(Stored items)
————

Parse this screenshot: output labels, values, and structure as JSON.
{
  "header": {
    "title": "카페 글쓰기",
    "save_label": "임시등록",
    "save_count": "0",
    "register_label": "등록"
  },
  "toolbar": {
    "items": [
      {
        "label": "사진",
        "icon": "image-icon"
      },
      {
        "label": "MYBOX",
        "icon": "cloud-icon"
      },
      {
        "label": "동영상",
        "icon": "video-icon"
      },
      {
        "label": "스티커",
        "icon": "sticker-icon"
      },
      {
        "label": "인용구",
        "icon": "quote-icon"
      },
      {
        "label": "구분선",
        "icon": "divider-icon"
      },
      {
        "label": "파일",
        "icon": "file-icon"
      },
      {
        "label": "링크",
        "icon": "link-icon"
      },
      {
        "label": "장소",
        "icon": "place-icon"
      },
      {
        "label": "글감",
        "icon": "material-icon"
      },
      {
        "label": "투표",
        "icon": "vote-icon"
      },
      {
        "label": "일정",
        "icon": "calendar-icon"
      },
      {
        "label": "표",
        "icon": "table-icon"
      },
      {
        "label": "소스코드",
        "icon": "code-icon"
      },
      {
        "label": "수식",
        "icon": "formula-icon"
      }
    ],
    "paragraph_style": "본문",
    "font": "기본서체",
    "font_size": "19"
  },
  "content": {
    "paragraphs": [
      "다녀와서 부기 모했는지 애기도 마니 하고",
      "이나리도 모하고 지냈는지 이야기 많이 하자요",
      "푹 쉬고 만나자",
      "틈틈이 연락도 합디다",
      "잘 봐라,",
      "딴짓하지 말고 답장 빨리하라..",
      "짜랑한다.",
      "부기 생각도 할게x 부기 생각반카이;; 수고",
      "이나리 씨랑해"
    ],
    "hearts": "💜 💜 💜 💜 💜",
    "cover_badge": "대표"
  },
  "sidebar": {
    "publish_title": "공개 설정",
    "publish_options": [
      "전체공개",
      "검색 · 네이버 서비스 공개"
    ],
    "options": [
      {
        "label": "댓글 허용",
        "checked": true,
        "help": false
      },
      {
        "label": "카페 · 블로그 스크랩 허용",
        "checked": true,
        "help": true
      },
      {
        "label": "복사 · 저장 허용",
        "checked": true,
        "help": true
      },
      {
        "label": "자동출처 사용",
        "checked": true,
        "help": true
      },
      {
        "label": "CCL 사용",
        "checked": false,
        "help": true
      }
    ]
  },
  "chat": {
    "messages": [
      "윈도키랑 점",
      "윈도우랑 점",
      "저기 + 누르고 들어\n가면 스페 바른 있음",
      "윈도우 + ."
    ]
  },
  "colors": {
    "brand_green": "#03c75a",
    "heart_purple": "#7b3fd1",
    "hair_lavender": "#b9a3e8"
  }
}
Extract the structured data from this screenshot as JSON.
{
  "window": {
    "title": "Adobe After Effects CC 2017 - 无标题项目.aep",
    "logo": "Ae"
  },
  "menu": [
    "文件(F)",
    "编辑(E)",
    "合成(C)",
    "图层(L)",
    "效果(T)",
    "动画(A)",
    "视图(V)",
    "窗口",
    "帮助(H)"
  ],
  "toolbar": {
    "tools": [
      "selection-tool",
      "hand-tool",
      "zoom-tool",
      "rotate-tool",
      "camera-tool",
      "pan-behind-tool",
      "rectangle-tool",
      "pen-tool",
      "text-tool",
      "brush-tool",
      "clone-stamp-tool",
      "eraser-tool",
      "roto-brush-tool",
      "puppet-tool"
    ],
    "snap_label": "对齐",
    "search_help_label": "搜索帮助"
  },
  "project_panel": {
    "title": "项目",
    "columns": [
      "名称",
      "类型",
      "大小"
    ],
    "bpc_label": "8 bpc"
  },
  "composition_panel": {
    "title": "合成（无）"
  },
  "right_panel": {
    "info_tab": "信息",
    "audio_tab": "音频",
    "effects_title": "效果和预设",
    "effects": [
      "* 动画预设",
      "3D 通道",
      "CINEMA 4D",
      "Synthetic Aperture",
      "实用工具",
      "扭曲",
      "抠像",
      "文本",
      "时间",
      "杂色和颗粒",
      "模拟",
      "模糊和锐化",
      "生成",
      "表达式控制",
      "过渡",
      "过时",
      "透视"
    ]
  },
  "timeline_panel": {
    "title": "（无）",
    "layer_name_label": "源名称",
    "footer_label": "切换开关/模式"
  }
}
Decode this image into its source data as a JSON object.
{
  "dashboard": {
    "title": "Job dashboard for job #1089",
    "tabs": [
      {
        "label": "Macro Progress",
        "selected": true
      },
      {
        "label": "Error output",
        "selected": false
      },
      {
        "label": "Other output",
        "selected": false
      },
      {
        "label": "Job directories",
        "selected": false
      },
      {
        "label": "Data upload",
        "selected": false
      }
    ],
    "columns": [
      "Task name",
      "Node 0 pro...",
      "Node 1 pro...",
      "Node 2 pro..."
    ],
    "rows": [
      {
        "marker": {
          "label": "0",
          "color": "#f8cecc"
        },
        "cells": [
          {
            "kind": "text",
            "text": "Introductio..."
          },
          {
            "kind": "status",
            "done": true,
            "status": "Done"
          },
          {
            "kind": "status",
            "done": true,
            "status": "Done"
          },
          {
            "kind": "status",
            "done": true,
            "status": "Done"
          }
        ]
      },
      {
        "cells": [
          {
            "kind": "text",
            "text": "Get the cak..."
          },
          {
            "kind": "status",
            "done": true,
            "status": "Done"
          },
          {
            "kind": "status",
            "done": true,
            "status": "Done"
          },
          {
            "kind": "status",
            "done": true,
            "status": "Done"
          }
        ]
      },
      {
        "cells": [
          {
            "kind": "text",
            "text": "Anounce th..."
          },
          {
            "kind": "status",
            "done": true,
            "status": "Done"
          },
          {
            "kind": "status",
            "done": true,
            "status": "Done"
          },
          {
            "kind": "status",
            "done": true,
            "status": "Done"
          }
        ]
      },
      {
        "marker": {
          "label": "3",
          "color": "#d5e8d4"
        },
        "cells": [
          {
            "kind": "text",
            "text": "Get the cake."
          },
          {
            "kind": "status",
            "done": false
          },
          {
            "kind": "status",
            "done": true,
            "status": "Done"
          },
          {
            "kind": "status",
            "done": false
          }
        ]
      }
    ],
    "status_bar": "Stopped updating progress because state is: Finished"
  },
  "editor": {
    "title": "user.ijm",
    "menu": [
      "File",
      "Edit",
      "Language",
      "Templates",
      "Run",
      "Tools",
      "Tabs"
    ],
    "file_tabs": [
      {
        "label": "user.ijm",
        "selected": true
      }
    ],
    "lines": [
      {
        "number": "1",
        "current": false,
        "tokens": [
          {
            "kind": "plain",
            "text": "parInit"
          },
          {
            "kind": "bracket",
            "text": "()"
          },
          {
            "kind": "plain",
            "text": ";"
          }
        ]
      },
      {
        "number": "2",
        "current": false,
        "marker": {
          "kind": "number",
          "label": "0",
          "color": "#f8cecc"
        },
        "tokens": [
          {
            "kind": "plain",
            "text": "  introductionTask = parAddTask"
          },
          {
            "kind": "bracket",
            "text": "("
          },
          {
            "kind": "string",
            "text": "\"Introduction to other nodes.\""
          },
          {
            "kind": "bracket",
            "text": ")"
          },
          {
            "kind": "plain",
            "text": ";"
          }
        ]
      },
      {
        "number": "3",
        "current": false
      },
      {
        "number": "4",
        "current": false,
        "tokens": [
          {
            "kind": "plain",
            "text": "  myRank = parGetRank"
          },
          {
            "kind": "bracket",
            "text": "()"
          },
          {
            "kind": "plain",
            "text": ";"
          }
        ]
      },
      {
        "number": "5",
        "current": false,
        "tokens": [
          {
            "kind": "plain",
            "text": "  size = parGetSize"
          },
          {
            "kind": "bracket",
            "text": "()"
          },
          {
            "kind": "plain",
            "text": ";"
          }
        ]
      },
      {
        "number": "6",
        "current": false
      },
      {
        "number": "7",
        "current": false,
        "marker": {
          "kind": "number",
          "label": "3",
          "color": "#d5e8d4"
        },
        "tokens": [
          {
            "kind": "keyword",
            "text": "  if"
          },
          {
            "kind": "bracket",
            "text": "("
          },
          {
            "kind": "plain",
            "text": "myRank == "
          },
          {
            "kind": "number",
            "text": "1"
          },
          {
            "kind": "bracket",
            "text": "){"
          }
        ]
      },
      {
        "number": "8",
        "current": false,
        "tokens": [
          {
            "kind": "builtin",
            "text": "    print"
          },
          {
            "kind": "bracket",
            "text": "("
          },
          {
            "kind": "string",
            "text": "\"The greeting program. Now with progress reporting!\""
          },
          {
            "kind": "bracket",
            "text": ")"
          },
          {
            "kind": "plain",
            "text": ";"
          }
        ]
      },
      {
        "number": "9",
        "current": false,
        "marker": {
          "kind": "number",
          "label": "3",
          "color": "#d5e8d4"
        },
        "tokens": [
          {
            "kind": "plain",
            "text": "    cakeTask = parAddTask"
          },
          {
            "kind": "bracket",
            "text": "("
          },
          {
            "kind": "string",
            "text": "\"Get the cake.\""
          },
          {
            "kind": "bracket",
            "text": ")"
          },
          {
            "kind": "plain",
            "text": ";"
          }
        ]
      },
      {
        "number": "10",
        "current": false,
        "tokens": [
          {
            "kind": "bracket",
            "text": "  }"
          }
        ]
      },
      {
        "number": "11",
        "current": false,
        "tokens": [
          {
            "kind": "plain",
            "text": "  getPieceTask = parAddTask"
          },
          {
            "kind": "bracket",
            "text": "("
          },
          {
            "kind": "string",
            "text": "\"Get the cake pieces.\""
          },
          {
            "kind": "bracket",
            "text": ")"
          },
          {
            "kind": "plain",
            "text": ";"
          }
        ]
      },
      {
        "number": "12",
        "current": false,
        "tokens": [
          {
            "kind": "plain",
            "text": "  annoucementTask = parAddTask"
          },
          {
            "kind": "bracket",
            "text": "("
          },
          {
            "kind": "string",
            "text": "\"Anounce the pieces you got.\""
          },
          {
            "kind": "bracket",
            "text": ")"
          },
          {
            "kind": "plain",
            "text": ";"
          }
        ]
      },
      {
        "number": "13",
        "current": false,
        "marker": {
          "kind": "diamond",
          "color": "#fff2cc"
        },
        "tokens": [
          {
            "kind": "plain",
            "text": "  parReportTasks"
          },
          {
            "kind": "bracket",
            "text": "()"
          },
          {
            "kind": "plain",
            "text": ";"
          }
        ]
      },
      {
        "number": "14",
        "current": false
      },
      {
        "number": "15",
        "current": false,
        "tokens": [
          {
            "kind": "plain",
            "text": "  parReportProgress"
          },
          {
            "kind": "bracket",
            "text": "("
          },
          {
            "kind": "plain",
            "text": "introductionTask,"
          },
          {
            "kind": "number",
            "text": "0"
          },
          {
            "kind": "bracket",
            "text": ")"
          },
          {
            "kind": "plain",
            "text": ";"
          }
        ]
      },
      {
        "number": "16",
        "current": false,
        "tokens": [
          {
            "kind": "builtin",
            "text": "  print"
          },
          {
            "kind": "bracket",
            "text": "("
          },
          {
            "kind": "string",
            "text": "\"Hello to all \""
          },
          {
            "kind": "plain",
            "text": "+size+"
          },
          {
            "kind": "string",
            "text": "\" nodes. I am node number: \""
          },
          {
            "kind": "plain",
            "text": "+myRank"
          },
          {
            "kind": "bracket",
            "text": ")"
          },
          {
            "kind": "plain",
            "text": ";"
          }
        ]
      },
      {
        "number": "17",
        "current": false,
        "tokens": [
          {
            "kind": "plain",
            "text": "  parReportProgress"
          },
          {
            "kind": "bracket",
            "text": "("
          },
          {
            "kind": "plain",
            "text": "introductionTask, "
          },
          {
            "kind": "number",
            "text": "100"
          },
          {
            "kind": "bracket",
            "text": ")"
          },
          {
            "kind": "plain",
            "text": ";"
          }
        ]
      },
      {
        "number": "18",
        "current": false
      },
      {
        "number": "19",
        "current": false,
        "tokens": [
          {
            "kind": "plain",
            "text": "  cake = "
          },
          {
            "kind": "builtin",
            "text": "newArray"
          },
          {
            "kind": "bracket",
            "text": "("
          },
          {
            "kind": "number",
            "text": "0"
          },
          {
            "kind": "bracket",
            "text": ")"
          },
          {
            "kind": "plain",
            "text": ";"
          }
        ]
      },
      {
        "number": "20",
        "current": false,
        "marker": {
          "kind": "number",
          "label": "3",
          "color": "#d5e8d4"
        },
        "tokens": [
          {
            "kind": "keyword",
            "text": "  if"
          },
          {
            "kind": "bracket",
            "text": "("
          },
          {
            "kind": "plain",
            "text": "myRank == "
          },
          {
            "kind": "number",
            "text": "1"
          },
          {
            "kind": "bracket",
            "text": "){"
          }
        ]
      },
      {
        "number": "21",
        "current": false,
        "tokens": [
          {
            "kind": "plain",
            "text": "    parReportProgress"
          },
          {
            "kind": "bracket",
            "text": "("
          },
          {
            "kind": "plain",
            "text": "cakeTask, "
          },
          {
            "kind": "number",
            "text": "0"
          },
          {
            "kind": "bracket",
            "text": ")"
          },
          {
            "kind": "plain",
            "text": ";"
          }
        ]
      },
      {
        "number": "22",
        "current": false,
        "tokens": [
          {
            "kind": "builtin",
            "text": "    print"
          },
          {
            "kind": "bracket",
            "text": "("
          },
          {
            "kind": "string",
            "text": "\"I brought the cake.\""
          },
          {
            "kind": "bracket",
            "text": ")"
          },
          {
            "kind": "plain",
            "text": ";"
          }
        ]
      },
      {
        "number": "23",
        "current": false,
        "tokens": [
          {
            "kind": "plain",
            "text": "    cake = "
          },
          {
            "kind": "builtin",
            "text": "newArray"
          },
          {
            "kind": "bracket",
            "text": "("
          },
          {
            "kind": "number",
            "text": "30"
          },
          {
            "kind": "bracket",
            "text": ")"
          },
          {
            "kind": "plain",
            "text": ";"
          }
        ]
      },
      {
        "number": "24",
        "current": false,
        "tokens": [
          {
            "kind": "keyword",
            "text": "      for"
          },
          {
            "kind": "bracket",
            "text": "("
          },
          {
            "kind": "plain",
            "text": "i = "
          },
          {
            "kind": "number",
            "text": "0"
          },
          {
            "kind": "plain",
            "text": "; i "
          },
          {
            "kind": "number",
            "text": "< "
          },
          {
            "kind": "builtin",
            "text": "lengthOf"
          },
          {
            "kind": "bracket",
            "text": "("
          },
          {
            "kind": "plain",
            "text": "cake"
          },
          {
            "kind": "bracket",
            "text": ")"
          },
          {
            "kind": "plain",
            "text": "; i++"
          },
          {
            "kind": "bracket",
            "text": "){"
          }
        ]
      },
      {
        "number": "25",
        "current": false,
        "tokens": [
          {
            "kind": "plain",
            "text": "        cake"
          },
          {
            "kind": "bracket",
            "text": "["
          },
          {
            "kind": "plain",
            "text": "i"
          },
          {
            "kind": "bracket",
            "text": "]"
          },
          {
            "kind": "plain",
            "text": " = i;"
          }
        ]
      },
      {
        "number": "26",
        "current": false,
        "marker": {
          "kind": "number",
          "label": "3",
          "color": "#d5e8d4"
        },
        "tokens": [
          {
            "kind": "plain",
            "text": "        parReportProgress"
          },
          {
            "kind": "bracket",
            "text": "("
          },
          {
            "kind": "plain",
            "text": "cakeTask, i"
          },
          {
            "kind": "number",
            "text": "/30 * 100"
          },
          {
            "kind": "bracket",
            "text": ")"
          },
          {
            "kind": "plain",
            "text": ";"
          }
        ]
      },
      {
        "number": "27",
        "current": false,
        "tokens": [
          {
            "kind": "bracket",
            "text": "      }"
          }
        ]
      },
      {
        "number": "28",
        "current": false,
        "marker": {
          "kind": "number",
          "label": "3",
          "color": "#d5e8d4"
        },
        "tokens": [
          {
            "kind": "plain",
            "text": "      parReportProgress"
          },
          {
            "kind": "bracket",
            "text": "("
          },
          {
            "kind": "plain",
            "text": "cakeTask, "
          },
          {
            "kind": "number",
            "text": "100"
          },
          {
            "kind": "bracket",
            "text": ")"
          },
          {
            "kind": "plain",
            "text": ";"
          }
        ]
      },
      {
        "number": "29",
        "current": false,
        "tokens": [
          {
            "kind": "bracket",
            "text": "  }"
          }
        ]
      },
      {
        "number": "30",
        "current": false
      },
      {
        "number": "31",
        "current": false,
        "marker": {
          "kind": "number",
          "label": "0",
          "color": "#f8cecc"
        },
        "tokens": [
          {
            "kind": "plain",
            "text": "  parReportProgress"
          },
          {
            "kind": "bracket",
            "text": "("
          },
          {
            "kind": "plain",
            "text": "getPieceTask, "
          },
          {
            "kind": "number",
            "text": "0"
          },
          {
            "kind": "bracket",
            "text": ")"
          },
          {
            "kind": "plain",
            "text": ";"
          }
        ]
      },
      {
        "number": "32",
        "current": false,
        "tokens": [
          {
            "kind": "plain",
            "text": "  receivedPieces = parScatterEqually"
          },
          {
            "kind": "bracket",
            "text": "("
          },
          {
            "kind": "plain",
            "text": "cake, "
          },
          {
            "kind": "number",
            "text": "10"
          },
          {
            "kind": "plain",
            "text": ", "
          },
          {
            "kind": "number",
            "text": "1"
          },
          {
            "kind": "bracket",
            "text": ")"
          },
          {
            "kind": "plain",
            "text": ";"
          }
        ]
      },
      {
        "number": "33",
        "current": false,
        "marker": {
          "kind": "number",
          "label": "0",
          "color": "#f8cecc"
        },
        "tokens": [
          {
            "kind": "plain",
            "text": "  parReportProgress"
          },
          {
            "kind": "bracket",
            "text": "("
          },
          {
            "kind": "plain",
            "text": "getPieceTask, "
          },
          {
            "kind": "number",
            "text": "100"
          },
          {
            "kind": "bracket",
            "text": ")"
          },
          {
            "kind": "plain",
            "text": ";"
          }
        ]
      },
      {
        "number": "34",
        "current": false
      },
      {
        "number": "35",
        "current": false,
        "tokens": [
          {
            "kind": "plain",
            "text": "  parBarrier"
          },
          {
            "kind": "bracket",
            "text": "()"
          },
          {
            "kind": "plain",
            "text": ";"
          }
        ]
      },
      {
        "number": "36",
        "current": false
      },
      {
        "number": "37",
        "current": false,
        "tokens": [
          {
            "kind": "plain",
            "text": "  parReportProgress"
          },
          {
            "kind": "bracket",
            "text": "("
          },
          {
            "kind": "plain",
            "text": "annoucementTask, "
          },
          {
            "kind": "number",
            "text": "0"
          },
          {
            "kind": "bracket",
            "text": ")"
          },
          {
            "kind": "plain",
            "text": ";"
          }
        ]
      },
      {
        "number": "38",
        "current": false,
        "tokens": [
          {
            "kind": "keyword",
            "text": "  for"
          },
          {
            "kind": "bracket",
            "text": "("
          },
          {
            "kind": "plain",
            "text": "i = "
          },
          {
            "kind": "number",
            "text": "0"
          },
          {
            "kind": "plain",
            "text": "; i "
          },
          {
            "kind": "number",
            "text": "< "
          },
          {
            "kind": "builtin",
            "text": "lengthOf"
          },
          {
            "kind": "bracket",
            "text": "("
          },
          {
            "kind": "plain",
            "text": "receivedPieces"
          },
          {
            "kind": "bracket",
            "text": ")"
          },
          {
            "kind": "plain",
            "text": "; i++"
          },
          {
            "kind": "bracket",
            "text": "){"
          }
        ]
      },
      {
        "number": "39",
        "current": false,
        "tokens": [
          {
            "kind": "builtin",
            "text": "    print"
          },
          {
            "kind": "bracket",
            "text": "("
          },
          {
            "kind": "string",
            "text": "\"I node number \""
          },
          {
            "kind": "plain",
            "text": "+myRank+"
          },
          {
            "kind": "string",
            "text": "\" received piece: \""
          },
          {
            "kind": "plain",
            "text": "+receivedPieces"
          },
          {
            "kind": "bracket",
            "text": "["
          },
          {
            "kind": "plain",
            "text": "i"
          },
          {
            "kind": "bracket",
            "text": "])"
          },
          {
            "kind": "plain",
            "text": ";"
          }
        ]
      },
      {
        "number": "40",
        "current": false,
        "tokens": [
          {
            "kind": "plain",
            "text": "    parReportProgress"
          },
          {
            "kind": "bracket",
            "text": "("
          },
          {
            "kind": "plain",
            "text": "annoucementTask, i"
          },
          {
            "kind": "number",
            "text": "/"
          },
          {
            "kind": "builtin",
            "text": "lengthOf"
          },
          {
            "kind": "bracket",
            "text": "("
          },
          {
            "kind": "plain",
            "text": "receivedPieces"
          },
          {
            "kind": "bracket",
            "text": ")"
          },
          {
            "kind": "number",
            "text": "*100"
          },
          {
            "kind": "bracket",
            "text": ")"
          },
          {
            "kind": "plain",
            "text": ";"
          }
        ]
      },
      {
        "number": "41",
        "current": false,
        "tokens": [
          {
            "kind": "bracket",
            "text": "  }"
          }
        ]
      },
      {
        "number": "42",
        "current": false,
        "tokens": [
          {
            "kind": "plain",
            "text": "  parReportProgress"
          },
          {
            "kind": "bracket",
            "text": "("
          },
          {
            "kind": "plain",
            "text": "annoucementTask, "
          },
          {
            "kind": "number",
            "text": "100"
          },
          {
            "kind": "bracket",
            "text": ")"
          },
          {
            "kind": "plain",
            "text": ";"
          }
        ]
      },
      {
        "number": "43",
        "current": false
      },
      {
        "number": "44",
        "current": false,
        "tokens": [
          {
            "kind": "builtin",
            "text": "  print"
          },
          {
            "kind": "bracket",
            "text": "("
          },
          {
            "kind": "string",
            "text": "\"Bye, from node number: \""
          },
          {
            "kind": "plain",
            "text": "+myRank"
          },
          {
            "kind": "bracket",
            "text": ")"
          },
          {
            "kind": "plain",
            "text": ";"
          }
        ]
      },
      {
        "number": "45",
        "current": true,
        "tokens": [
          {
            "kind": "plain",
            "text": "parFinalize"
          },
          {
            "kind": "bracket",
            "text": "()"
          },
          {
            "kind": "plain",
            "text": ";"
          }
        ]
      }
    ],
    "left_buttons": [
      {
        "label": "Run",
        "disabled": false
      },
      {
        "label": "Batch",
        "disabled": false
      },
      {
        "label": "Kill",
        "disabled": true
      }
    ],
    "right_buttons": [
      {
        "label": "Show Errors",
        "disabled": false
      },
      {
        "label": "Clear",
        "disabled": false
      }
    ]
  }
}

————

WRITTEN PROBLEM:
Extract all lines from the material above that include the word "cakeTask".

TASK RESULT:
            "text": "    cakeTask = parAddTask"
            "text": "cakeTask, "
            "text": "cakeTask, i"
            "text": "cakeTask, "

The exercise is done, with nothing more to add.